-- BEGIN --

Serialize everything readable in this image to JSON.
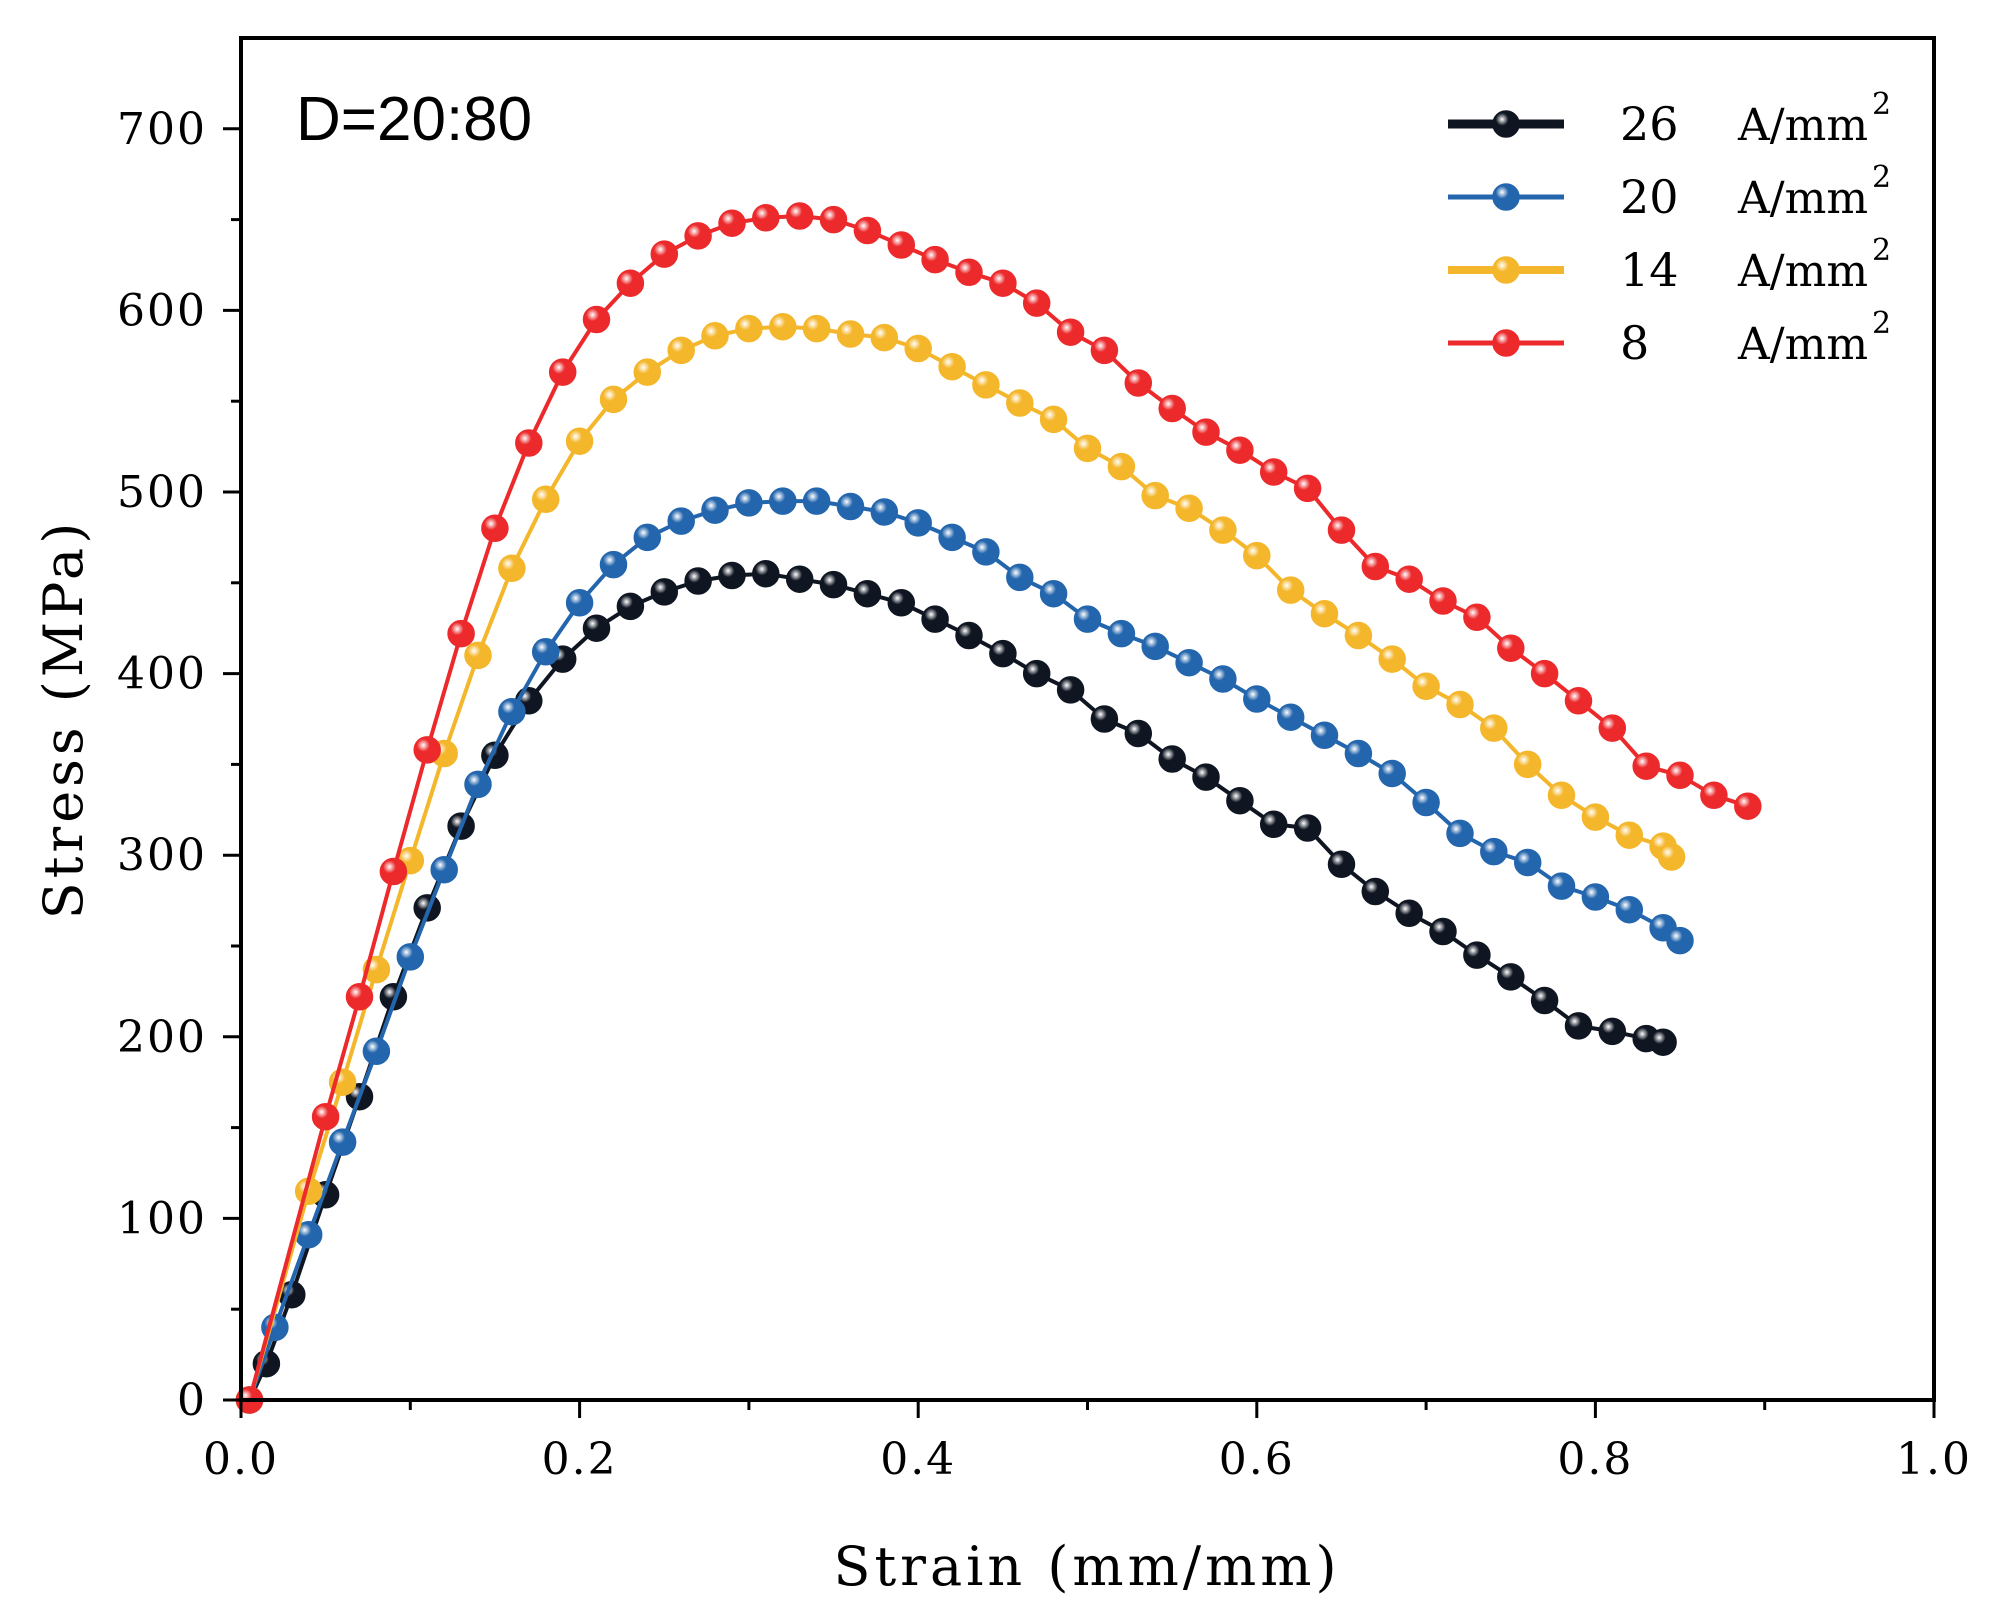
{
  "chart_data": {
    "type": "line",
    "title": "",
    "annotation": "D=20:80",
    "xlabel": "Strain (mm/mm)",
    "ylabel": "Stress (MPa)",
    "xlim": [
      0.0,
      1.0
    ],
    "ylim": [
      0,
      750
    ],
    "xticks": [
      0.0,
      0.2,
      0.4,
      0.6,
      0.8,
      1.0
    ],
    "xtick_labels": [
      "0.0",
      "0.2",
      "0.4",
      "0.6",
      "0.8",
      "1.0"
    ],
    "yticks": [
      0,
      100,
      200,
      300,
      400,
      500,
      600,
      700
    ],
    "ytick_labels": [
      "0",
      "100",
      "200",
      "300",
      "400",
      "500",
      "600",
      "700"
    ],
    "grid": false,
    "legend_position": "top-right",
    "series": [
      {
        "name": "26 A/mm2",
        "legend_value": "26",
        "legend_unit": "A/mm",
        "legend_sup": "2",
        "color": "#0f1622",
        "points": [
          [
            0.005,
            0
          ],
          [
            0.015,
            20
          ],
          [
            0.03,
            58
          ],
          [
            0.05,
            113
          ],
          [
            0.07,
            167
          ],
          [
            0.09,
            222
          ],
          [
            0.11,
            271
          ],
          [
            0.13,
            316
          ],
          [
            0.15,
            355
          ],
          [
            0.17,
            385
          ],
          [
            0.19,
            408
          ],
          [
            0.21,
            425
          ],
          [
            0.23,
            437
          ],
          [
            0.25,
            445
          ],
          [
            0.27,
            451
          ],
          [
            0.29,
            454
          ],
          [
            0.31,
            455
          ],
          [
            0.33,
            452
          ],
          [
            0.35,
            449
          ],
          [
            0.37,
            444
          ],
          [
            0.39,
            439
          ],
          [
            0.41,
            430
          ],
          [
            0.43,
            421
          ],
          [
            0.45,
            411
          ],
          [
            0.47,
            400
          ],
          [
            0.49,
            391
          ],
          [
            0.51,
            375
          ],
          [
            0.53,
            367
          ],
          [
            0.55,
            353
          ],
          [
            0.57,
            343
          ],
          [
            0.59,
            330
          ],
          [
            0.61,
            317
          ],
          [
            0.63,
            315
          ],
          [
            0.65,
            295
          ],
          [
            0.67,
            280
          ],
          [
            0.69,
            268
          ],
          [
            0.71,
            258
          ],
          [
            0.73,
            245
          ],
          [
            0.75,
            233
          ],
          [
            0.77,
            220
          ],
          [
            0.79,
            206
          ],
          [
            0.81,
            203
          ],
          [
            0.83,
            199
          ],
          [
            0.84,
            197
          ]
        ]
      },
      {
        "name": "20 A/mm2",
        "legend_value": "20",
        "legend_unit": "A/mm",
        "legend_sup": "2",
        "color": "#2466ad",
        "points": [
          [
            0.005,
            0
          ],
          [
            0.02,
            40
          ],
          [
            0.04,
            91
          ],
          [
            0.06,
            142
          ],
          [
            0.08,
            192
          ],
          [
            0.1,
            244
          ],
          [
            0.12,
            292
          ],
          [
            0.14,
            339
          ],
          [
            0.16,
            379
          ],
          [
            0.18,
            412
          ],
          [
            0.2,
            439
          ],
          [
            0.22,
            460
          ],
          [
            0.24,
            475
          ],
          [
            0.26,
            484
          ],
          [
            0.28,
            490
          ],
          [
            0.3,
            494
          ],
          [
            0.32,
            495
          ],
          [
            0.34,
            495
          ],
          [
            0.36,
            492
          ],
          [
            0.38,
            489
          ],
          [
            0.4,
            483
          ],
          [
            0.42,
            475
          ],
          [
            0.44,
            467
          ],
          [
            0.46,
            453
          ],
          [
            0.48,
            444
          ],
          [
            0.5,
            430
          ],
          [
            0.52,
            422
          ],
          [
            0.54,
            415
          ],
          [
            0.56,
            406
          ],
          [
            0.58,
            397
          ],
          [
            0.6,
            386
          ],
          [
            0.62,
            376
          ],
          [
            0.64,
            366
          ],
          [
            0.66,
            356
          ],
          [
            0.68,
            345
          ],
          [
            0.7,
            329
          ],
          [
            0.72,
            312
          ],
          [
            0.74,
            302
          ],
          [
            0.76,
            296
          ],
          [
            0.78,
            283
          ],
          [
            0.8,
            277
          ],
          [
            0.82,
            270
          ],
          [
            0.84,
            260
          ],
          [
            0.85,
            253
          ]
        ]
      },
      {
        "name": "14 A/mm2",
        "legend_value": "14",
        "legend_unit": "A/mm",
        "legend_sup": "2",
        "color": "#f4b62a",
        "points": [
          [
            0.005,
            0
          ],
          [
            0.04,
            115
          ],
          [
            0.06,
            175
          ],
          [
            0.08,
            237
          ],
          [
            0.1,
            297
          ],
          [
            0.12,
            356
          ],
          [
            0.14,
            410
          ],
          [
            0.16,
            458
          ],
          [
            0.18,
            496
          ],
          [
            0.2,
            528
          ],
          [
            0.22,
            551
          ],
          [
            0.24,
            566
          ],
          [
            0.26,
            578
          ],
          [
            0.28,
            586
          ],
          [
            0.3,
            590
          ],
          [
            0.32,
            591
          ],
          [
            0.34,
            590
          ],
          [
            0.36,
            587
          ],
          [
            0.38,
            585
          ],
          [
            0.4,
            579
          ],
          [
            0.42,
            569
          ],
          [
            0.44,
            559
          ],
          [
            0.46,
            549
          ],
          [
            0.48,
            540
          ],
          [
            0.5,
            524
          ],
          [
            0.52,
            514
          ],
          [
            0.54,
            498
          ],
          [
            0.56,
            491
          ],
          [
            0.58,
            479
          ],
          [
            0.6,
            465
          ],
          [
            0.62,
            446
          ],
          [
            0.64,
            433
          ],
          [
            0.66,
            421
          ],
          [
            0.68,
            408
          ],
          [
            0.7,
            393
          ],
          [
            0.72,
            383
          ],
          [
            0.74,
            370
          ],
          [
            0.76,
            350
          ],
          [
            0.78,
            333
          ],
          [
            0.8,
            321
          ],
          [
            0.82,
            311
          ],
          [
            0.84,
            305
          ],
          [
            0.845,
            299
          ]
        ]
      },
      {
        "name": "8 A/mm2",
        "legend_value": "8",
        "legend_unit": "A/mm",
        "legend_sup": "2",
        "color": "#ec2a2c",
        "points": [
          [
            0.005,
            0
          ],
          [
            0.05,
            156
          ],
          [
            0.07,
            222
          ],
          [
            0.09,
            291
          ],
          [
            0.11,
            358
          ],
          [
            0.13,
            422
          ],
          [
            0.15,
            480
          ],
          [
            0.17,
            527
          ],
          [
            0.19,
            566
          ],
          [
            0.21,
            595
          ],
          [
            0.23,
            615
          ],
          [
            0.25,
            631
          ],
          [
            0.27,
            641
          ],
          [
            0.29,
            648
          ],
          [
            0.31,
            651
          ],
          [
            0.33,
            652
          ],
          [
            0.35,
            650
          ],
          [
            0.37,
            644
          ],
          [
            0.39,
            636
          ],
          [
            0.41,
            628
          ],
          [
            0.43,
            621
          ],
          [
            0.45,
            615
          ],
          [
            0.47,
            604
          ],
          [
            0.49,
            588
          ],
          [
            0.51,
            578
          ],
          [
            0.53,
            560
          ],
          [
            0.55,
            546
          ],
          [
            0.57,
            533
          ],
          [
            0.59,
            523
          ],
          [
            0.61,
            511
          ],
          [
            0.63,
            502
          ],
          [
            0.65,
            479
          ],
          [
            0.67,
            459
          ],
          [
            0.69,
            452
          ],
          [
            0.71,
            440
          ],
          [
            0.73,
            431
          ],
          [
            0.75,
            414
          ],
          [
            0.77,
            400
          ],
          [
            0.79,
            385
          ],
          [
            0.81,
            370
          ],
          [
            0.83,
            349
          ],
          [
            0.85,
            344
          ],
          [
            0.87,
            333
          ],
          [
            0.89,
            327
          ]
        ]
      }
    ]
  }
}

-- END --

* [DO THIS] Restate the data above word for word. Do not include the images.

* [ANSWER TO THIS TASK]
Serialize everything readable in this image to JSON.
{
  "chart_data": {
    "type": "line",
    "title": "",
    "annotation": "D=20:80",
    "xlabel": "Strain (mm/mm)",
    "ylabel": "Stress (MPa)",
    "xlim": [
      0.0,
      1.0
    ],
    "ylim": [
      0,
      750
    ],
    "xticks": [
      0.0,
      0.2,
      0.4,
      0.6,
      0.8,
      1.0
    ],
    "xtick_labels": [
      "0.0",
      "0.2",
      "0.4",
      "0.6",
      "0.8",
      "1.0"
    ],
    "yticks": [
      0,
      100,
      200,
      300,
      400,
      500,
      600,
      700
    ],
    "ytick_labels": [
      "0",
      "100",
      "200",
      "300",
      "400",
      "500",
      "600",
      "700"
    ],
    "grid": false,
    "legend_position": "top-right",
    "series": [
      {
        "name": "26 A/mm2",
        "legend_value": "26",
        "legend_unit": "A/mm",
        "legend_sup": "2",
        "color": "#0f1622",
        "points": [
          [
            0.005,
            0
          ],
          [
            0.015,
            20
          ],
          [
            0.03,
            58
          ],
          [
            0.05,
            113
          ],
          [
            0.07,
            167
          ],
          [
            0.09,
            222
          ],
          [
            0.11,
            271
          ],
          [
            0.13,
            316
          ],
          [
            0.15,
            355
          ],
          [
            0.17,
            385
          ],
          [
            0.19,
            408
          ],
          [
            0.21,
            425
          ],
          [
            0.23,
            437
          ],
          [
            0.25,
            445
          ],
          [
            0.27,
            451
          ],
          [
            0.29,
            454
          ],
          [
            0.31,
            455
          ],
          [
            0.33,
            452
          ],
          [
            0.35,
            449
          ],
          [
            0.37,
            444
          ],
          [
            0.39,
            439
          ],
          [
            0.41,
            430
          ],
          [
            0.43,
            421
          ],
          [
            0.45,
            411
          ],
          [
            0.47,
            400
          ],
          [
            0.49,
            391
          ],
          [
            0.51,
            375
          ],
          [
            0.53,
            367
          ],
          [
            0.55,
            353
          ],
          [
            0.57,
            343
          ],
          [
            0.59,
            330
          ],
          [
            0.61,
            317
          ],
          [
            0.63,
            315
          ],
          [
            0.65,
            295
          ],
          [
            0.67,
            280
          ],
          [
            0.69,
            268
          ],
          [
            0.71,
            258
          ],
          [
            0.73,
            245
          ],
          [
            0.75,
            233
          ],
          [
            0.77,
            220
          ],
          [
            0.79,
            206
          ],
          [
            0.81,
            203
          ],
          [
            0.83,
            199
          ],
          [
            0.84,
            197
          ]
        ]
      },
      {
        "name": "20 A/mm2",
        "legend_value": "20",
        "legend_unit": "A/mm",
        "legend_sup": "2",
        "color": "#2466ad",
        "points": [
          [
            0.005,
            0
          ],
          [
            0.02,
            40
          ],
          [
            0.04,
            91
          ],
          [
            0.06,
            142
          ],
          [
            0.08,
            192
          ],
          [
            0.1,
            244
          ],
          [
            0.12,
            292
          ],
          [
            0.14,
            339
          ],
          [
            0.16,
            379
          ],
          [
            0.18,
            412
          ],
          [
            0.2,
            439
          ],
          [
            0.22,
            460
          ],
          [
            0.24,
            475
          ],
          [
            0.26,
            484
          ],
          [
            0.28,
            490
          ],
          [
            0.3,
            494
          ],
          [
            0.32,
            495
          ],
          [
            0.34,
            495
          ],
          [
            0.36,
            492
          ],
          [
            0.38,
            489
          ],
          [
            0.4,
            483
          ],
          [
            0.42,
            475
          ],
          [
            0.44,
            467
          ],
          [
            0.46,
            453
          ],
          [
            0.48,
            444
          ],
          [
            0.5,
            430
          ],
          [
            0.52,
            422
          ],
          [
            0.54,
            415
          ],
          [
            0.56,
            406
          ],
          [
            0.58,
            397
          ],
          [
            0.6,
            386
          ],
          [
            0.62,
            376
          ],
          [
            0.64,
            366
          ],
          [
            0.66,
            356
          ],
          [
            0.68,
            345
          ],
          [
            0.7,
            329
          ],
          [
            0.72,
            312
          ],
          [
            0.74,
            302
          ],
          [
            0.76,
            296
          ],
          [
            0.78,
            283
          ],
          [
            0.8,
            277
          ],
          [
            0.82,
            270
          ],
          [
            0.84,
            260
          ],
          [
            0.85,
            253
          ]
        ]
      },
      {
        "name": "14 A/mm2",
        "legend_value": "14",
        "legend_unit": "A/mm",
        "legend_sup": "2",
        "color": "#f4b62a",
        "points": [
          [
            0.005,
            0
          ],
          [
            0.04,
            115
          ],
          [
            0.06,
            175
          ],
          [
            0.08,
            237
          ],
          [
            0.1,
            297
          ],
          [
            0.12,
            356
          ],
          [
            0.14,
            410
          ],
          [
            0.16,
            458
          ],
          [
            0.18,
            496
          ],
          [
            0.2,
            528
          ],
          [
            0.22,
            551
          ],
          [
            0.24,
            566
          ],
          [
            0.26,
            578
          ],
          [
            0.28,
            586
          ],
          [
            0.3,
            590
          ],
          [
            0.32,
            591
          ],
          [
            0.34,
            590
          ],
          [
            0.36,
            587
          ],
          [
            0.38,
            585
          ],
          [
            0.4,
            579
          ],
          [
            0.42,
            569
          ],
          [
            0.44,
            559
          ],
          [
            0.46,
            549
          ],
          [
            0.48,
            540
          ],
          [
            0.5,
            524
          ],
          [
            0.52,
            514
          ],
          [
            0.54,
            498
          ],
          [
            0.56,
            491
          ],
          [
            0.58,
            479
          ],
          [
            0.6,
            465
          ],
          [
            0.62,
            446
          ],
          [
            0.64,
            433
          ],
          [
            0.66,
            421
          ],
          [
            0.68,
            408
          ],
          [
            0.7,
            393
          ],
          [
            0.72,
            383
          ],
          [
            0.74,
            370
          ],
          [
            0.76,
            350
          ],
          [
            0.78,
            333
          ],
          [
            0.8,
            321
          ],
          [
            0.82,
            311
          ],
          [
            0.84,
            305
          ],
          [
            0.845,
            299
          ]
        ]
      },
      {
        "name": "8 A/mm2",
        "legend_value": "8",
        "legend_unit": "A/mm",
        "legend_sup": "2",
        "color": "#ec2a2c",
        "points": [
          [
            0.005,
            0
          ],
          [
            0.05,
            156
          ],
          [
            0.07,
            222
          ],
          [
            0.09,
            291
          ],
          [
            0.11,
            358
          ],
          [
            0.13,
            422
          ],
          [
            0.15,
            480
          ],
          [
            0.17,
            527
          ],
          [
            0.19,
            566
          ],
          [
            0.21,
            595
          ],
          [
            0.23,
            615
          ],
          [
            0.25,
            631
          ],
          [
            0.27,
            641
          ],
          [
            0.29,
            648
          ],
          [
            0.31,
            651
          ],
          [
            0.33,
            652
          ],
          [
            0.35,
            650
          ],
          [
            0.37,
            644
          ],
          [
            0.39,
            636
          ],
          [
            0.41,
            628
          ],
          [
            0.43,
            621
          ],
          [
            0.45,
            615
          ],
          [
            0.47,
            604
          ],
          [
            0.49,
            588
          ],
          [
            0.51,
            578
          ],
          [
            0.53,
            560
          ],
          [
            0.55,
            546
          ],
          [
            0.57,
            533
          ],
          [
            0.59,
            523
          ],
          [
            0.61,
            511
          ],
          [
            0.63,
            502
          ],
          [
            0.65,
            479
          ],
          [
            0.67,
            459
          ],
          [
            0.69,
            452
          ],
          [
            0.71,
            440
          ],
          [
            0.73,
            431
          ],
          [
            0.75,
            414
          ],
          [
            0.77,
            400
          ],
          [
            0.79,
            385
          ],
          [
            0.81,
            370
          ],
          [
            0.83,
            349
          ],
          [
            0.85,
            344
          ],
          [
            0.87,
            333
          ],
          [
            0.89,
            327
          ]
        ]
      }
    ]
  }
}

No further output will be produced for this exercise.